Available data

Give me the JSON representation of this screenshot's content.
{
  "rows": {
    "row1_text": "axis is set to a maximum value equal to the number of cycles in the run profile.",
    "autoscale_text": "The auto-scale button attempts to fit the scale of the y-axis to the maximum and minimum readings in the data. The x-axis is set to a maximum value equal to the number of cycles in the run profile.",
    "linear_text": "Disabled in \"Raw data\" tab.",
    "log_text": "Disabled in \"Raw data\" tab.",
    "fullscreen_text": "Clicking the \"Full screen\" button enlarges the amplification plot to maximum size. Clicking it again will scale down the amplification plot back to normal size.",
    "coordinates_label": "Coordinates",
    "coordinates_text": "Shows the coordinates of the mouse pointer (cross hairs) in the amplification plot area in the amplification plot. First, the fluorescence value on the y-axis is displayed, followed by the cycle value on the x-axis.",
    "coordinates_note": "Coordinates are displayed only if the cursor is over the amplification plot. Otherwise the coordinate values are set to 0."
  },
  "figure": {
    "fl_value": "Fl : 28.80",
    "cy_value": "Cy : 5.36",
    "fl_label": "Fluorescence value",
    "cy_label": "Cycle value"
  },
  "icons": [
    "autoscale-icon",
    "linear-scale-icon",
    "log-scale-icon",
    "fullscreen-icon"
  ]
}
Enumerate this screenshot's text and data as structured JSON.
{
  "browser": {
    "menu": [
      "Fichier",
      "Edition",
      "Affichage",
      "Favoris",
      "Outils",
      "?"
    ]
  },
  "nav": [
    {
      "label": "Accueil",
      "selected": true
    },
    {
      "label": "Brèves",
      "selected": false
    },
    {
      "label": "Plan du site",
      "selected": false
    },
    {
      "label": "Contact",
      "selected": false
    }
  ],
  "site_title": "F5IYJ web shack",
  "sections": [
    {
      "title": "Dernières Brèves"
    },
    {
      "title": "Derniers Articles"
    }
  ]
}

Required task
Output the records above in their entirety, exactly.

The result
Give me the JSON representation of this screenshot's content.
{
  "rows": {
    "row1_text": "axis is set to a maximum value equal to the number of cycles in the run profile.",
    "autoscale_text": "The auto-scale button attempts to fit the scale of the y-axis to the maximum and minimum readings in the data. The x-axis is set to a maximum value equal to the number of cycles in the run profile.",
    "linear_text": "Disabled in \"Raw data\" tab.",
    "log_text": "Disabled in \"Raw data\" tab.",
    "fullscreen_text": "Clicking the \"Full screen\" button enlarges the amplification plot to maximum size. Clicking it again will scale down the amplification plot back to normal size.",
    "coordinates_label": "Coordinates",
    "coordinates_text": "Shows the coordinates of the mouse pointer (cross hairs) in the amplification plot area in the amplification plot. First, the fluorescence value on the y-axis is displayed, followed by the cycle value on the x-axis.",
    "coordinates_note": "Coordinates are displayed only if the cursor is over the amplification plot. Otherwise the coordinate values are set to 0."
  },
  "figure": {
    "fl_value": "Fl : 28.80",
    "cy_value": "Cy : 5.36",
    "fl_label": "Fluorescence value",
    "cy_label": "Cycle value"
  },
  "icons": [
    "autoscale-icon",
    "linear-scale-icon",
    "log-scale-icon",
    "fullscreen-icon"
  ]
}
Enumerate this screenshot's text and data as structured JSON.
{
  "browser": {
    "menu": [
      "Fichier",
      "Edition",
      "Affichage",
      "Favoris",
      "Outils",
      "?"
    ]
  },
  "nav": [
    {
      "label": "Accueil",
      "selected": true
    },
    {
      "label": "Brèves",
      "selected": false
    },
    {
      "label": "Plan du site",
      "selected": false
    },
    {
      "label": "Contact",
      "selected": false
    }
  ],
  "site_title": "F5IYJ web shack",
  "sections": [
    {
      "title": "Dernières Brèves"
    },
    {
      "title": "Derniers Articles"
    }
  ]
}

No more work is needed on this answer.